Extract the complete listing and repeat it word for word.
[START]
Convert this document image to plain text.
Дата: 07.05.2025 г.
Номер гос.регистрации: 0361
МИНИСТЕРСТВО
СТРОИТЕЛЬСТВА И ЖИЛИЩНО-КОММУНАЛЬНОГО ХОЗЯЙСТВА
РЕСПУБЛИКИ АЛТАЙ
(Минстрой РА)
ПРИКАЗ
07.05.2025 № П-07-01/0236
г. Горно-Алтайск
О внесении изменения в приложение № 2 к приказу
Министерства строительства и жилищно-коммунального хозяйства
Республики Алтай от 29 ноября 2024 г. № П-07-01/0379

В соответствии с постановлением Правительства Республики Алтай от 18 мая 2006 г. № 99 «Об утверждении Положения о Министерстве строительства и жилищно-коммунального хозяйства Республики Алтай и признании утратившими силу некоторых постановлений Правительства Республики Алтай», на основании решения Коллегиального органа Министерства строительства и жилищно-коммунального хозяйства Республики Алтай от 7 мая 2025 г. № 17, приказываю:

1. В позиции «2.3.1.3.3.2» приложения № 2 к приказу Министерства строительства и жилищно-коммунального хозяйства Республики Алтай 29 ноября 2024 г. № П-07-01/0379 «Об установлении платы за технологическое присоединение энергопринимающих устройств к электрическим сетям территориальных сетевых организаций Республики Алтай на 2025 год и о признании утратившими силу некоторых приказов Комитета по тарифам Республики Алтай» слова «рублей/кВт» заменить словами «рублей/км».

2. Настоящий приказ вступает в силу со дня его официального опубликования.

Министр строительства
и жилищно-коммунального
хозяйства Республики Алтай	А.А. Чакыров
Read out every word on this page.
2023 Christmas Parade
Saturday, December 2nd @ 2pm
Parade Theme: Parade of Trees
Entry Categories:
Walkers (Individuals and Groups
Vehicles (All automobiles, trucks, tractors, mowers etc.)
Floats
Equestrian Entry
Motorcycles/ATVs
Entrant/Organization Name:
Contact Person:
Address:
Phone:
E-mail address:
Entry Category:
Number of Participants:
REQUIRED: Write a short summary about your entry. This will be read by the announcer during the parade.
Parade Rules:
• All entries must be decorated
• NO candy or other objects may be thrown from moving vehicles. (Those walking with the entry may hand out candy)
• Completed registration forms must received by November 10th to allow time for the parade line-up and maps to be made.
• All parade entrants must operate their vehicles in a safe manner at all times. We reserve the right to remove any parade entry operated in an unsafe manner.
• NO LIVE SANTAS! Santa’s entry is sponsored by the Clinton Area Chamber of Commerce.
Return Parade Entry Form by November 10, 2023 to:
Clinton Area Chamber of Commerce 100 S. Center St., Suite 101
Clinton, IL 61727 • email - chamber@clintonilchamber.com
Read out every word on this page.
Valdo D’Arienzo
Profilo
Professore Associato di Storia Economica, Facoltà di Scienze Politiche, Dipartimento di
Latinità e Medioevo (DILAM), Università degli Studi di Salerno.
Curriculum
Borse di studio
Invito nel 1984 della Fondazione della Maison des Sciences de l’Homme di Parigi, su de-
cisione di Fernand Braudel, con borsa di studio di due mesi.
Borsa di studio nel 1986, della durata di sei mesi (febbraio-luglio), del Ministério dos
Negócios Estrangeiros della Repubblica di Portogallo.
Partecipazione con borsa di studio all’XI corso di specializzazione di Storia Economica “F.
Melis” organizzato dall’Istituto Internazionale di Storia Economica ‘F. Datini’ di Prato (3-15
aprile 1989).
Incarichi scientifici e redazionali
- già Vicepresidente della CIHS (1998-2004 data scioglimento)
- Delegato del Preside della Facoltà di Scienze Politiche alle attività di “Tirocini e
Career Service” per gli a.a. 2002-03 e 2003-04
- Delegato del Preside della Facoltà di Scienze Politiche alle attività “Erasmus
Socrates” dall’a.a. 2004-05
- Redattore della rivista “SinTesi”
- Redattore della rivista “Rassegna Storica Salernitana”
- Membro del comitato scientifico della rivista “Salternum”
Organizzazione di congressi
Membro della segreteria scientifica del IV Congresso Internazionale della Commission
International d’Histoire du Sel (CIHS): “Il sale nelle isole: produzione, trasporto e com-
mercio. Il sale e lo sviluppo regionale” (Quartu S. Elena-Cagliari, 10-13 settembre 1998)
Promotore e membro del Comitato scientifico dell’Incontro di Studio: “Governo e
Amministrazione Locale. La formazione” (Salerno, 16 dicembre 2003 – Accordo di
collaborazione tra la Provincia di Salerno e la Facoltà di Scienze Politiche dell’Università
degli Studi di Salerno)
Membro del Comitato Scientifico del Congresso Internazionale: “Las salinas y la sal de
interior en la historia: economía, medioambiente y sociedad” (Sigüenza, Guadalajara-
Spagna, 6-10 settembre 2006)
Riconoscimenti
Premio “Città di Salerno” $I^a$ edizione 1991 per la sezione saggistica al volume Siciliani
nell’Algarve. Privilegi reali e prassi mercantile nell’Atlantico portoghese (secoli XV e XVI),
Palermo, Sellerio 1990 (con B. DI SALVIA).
[END]
_Answer to this exercise_.
Convert this document image to plain text.
Дата: 07.05.2025 г.
Номер гос.регистрации: 0361
МИНИСТЕРСТВО
СТРОИТЕЛЬСТВА И ЖИЛИЩНО-КОММУНАЛЬНОГО ХОЗЯЙСТВА
РЕСПУБЛИКИ АЛТАЙ
(Минстрой РА)
ПРИКАЗ
07.05.2025 № П-07-01/0236
г. Горно-Алтайск
О внесении изменения в приложение № 2 к приказу
Министерства строительства и жилищно-коммунального хозяйства
Республики Алтай от 29 ноября 2024 г. № П-07-01/0379

В соответствии с постановлением Правительства Республики Алтай от 18 мая 2006 г. № 99 «Об утверждении Положения о Министерстве строительства и жилищно-коммунального хозяйства Республики Алтай и признании утратившими силу некоторых постановлений Правительства Республики Алтай», на основании решения Коллегиального органа Министерства строительства и жилищно-коммунального хозяйства Республики Алтай от 7 мая 2025 г. № 17, приказываю:

1. В позиции «2.3.1.3.3.2» приложения № 2 к приказу Министерства строительства и жилищно-коммунального хозяйства Республики Алтай 29 ноября 2024 г. № П-07-01/0379 «Об установлении платы за технологическое присоединение энергопринимающих устройств к электрическим сетям территориальных сетевых организаций Республики Алтай на 2025 год и о признании утратившими силу некоторых приказов Комитета по тарифам Республики Алтай» слова «рублей/кВт» заменить словами «рублей/км».

2. Настоящий приказ вступает в силу со дня его официального опубликования.

Министр строительства
и жилищно-коммунального
хозяйства Республики Алтай	А.А. Чакыров
Read out every word on this page.
2023 Christmas Parade
Saturday, December 2nd @ 2pm
Parade Theme: Parade of Trees
Entry Categories:
Walkers (Individuals and Groups
Vehicles (All automobiles, trucks, tractors, mowers etc.)
Floats
Equestrian Entry
Motorcycles/ATVs
Entrant/Organization Name:
Contact Person:
Address:
Phone:
E-mail address:
Entry Category:
Number of Participants:
REQUIRED: Write a short summary about your entry. This will be read by the announcer during the parade.
Parade Rules:
• All entries must be decorated
• NO candy or other objects may be thrown from moving vehicles. (Those walking with the entry may hand out candy)
• Completed registration forms must received by November 10th to allow time for the parade line-up and maps to be made.
• All parade entrants must operate their vehicles in a safe manner at all times. We reserve the right to remove any parade entry operated in an unsafe manner.
• NO LIVE SANTAS! Santa’s entry is sponsored by the Clinton Area Chamber of Commerce.
Return Parade Entry Form by November 10, 2023 to:
Clinton Area Chamber of Commerce 100 S. Center St., Suite 101
Clinton, IL 61727 • email - chamber@clintonilchamber.com
Read out every word on this page.
Valdo D’Arienzo
Profilo
Professore Associato di Storia Economica, Facoltà di Scienze Politiche, Dipartimento di
Latinità e Medioevo (DILAM), Università degli Studi di Salerno.
Curriculum
Borse di studio
Invito nel 1984 della Fondazione della Maison des Sciences de l’Homme di Parigi, su de-
cisione di Fernand Braudel, con borsa di studio di due mesi.
Borsa di studio nel 1986, della durata di sei mesi (febbraio-luglio), del Ministério dos
Negócios Estrangeiros della Repubblica di Portogallo.
Partecipazione con borsa di studio all’XI corso di specializzazione di Storia Economica “F.
Melis” organizzato dall’Istituto Internazionale di Storia Economica ‘F. Datini’ di Prato (3-15
aprile 1989).
Incarichi scientifici e redazionali
- già Vicepresidente della CIHS (1998-2004 data scioglimento)
- Delegato del Preside della Facoltà di Scienze Politiche alle attività di “Tirocini e
Career Service” per gli a.a. 2002-03 e 2003-04
- Delegato del Preside della Facoltà di Scienze Politiche alle attività “Erasmus
Socrates” dall’a.a. 2004-05
- Redattore della rivista “SinTesi”
- Redattore della rivista “Rassegna Storica Salernitana”
- Membro del comitato scientifico della rivista “Salternum”
Organizzazione di congressi
Membro della segreteria scientifica del IV Congresso Internazionale della Commission
International d’Histoire du Sel (CIHS): “Il sale nelle isole: produzione, trasporto e com-
mercio. Il sale e lo sviluppo regionale” (Quartu S. Elena-Cagliari, 10-13 settembre 1998)
Promotore e membro del Comitato scientifico dell’Incontro di Studio: “Governo e
Amministrazione Locale. La formazione” (Salerno, 16 dicembre 2003 – Accordo di
collaborazione tra la Provincia di Salerno e la Facoltà di Scienze Politiche dell’Università
degli Studi di Salerno)
Membro del Comitato Scientifico del Congresso Internazionale: “Las salinas y la sal de
interior en la historia: economía, medioambiente y sociedad” (Sigüenza, Guadalajara-
Spagna, 6-10 settembre 2006)
Riconoscimenti
Premio “Città di Salerno” $I^a$ edizione 1991 per la sezione saggistica al volume Siciliani
nell’Algarve. Privilegi reali e prassi mercantile nell’Atlantico portoghese (secoli XV e XVI),
Palermo, Sellerio 1990 (con B. DI SALVIA).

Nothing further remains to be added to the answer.